> [INPUT DATA]
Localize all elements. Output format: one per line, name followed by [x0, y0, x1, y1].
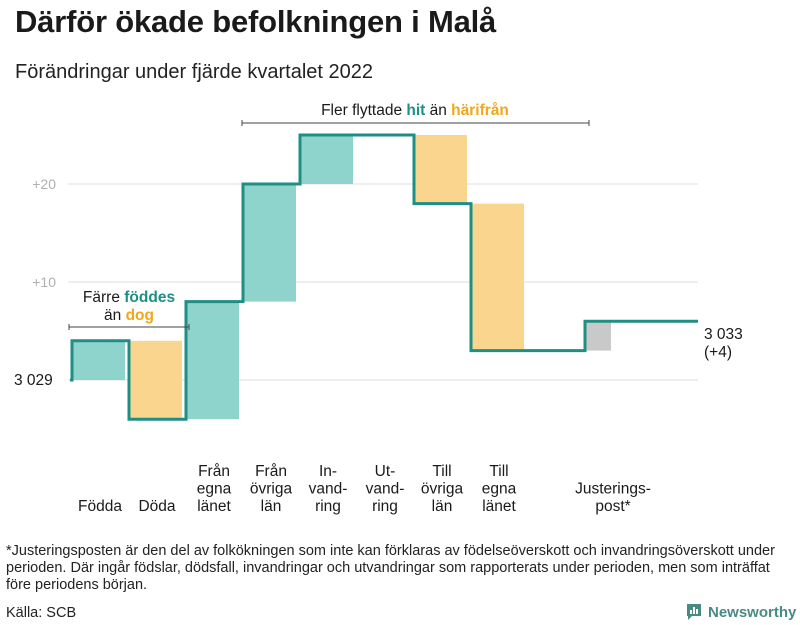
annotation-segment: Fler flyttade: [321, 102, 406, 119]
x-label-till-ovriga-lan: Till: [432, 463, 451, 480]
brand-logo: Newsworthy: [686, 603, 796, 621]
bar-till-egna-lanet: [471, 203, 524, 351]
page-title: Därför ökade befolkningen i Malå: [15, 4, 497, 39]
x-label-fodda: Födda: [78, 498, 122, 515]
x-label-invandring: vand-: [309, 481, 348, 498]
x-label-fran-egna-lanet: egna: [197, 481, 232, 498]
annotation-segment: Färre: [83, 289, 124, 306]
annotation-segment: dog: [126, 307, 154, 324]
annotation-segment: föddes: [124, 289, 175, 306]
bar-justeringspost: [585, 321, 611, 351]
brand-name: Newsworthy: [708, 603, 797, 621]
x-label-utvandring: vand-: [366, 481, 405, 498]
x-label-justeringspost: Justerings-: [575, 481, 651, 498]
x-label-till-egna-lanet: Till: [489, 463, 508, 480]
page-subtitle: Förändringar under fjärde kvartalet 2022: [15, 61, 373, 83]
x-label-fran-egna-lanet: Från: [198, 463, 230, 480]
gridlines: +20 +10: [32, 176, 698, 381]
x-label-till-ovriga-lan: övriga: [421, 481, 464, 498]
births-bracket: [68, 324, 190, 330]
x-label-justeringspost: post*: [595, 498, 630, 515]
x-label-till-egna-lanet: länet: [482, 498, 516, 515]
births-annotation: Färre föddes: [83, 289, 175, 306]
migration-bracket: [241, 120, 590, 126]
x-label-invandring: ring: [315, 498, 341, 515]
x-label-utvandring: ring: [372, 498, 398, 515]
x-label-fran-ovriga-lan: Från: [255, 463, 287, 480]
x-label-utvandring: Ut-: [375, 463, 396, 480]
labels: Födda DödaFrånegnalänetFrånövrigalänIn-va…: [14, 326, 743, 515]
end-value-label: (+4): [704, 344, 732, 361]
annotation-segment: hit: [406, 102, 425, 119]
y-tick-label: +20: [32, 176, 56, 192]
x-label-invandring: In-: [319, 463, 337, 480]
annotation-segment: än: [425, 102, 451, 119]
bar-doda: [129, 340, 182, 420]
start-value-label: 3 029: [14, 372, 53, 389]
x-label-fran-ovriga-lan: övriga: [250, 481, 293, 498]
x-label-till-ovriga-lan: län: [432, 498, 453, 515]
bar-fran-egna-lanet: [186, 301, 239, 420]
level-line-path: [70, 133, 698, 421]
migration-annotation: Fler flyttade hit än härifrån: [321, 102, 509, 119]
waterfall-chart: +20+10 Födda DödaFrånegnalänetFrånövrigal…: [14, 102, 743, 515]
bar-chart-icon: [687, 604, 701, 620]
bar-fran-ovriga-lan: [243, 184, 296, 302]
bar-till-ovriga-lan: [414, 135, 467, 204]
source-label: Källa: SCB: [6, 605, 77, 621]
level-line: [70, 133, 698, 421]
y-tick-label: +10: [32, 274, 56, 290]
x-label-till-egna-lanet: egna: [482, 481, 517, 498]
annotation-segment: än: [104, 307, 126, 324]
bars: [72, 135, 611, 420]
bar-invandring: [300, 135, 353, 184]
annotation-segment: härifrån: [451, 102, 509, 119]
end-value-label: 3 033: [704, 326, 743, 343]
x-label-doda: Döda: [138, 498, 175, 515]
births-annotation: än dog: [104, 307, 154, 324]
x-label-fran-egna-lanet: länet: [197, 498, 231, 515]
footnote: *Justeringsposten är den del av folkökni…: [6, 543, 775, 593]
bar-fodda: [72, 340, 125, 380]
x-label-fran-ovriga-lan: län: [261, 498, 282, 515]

---

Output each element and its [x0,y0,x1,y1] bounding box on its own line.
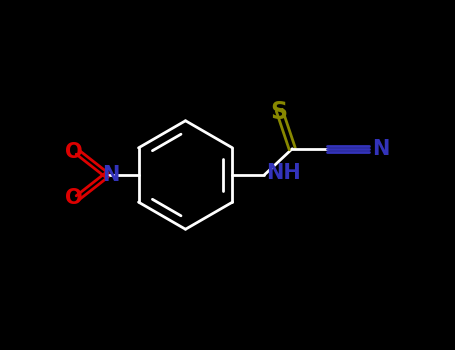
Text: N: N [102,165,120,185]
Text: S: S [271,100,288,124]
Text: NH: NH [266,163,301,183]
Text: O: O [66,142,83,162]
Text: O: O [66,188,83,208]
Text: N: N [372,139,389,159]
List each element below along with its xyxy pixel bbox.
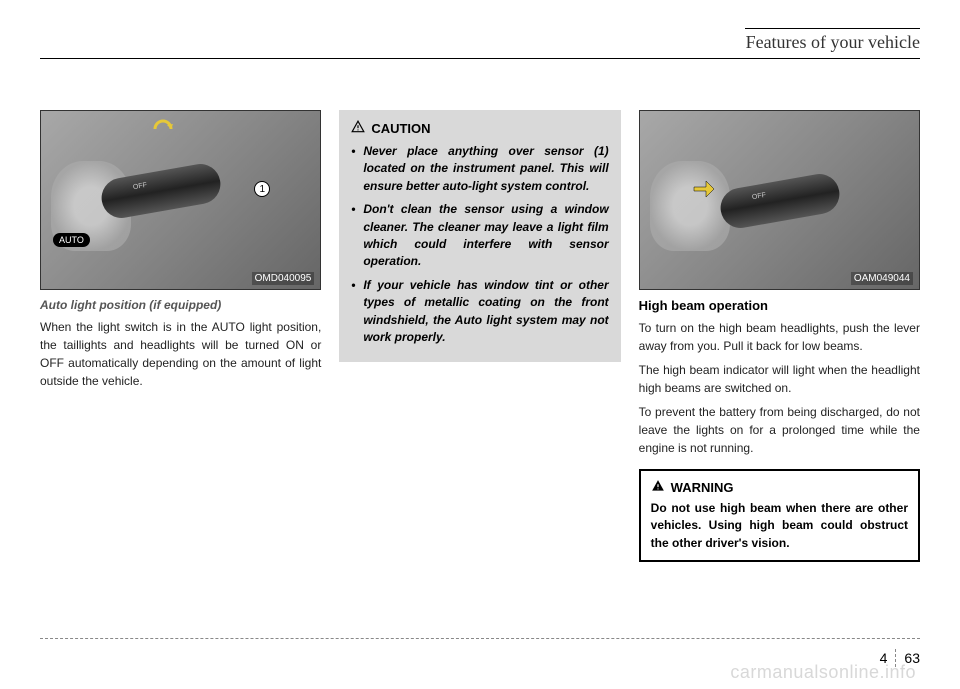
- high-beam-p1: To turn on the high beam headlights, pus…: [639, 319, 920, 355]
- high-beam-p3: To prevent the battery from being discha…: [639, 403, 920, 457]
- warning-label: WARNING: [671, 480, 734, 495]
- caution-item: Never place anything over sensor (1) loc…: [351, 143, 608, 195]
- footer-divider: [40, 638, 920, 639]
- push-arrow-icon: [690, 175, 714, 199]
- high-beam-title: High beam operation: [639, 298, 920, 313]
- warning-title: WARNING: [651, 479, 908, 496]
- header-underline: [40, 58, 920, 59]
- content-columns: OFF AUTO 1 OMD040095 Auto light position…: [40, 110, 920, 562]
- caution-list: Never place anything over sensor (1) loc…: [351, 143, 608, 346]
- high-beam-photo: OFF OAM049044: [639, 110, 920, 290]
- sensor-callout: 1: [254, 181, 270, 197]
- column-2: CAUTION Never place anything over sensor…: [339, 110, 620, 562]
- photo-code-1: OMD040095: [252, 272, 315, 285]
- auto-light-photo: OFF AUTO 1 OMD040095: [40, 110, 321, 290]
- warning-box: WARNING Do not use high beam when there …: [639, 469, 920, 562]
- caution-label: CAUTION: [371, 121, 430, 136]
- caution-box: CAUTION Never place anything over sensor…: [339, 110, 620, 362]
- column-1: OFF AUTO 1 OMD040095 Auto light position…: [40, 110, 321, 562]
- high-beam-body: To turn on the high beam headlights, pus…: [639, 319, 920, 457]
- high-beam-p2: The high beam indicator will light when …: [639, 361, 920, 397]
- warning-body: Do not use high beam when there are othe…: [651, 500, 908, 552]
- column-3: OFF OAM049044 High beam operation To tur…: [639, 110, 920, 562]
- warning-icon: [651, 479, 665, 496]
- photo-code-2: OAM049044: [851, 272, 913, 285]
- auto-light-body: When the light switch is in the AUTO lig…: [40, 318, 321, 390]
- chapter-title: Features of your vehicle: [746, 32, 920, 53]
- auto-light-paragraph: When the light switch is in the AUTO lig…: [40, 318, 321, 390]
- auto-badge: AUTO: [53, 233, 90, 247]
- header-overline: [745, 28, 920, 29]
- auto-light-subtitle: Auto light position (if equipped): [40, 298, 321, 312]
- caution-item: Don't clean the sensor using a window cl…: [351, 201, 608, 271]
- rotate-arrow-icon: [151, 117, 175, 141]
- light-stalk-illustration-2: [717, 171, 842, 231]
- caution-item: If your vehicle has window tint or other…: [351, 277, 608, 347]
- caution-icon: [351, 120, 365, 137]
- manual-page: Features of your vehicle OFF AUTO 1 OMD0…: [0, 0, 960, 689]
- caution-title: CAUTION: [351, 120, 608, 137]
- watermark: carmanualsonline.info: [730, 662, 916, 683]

> [REQUIRED WORK] Please rewrite the records as a numbered list, starting at the line that contains "- high-beam-p1: To" and ending at the line that contains "- warning-label: WARNING: [671, 480, 734, 495]", with both of those lines included and any blank lines left out.

> [THE ANSWER]
1. - high-beam-p1: To turn on the high beam headlights, pus…: [639, 319, 920, 355]
2. - high-beam-p3: To prevent the battery from being discha…: [639, 403, 920, 457]
3. - warning-label: WARNING: [671, 480, 734, 495]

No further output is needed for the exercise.